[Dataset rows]
---

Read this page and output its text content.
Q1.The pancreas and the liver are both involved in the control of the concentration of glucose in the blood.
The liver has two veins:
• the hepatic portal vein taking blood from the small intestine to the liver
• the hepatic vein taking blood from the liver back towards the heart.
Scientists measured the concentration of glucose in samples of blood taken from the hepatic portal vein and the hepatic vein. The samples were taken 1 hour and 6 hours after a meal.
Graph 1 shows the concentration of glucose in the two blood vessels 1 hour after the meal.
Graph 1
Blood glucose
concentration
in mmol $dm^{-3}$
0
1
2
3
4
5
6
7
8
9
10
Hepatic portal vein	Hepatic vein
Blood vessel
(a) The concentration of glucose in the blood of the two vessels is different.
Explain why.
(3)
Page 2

---

» Stated exercise: Everything in the listing above should be restated exactly.

» Solution to the problem:
Read this page and output its text content.
Q1.The pancreas and the liver are both involved in the control of the concentration of glucose in the blood.
The liver has two veins:
• the hepatic portal vein taking blood from the small intestine to the liver
• the hepatic vein taking blood from the liver back towards the heart.
Scientists measured the concentration of glucose in samples of blood taken from the hepatic portal vein and the hepatic vein. The samples were taken 1 hour and 6 hours after a meal.
Graph 1 shows the concentration of glucose in the two blood vessels 1 hour after the meal.
Graph 1
Blood glucose
concentration
in mmol $dm^{-3}$
0
1
2
3
4
5
6
7
8
9
10
Hepatic portal vein	Hepatic vein
Blood vessel
(a) The concentration of glucose in the blood of the two vessels is different.
Explain why.
(3)
Page 2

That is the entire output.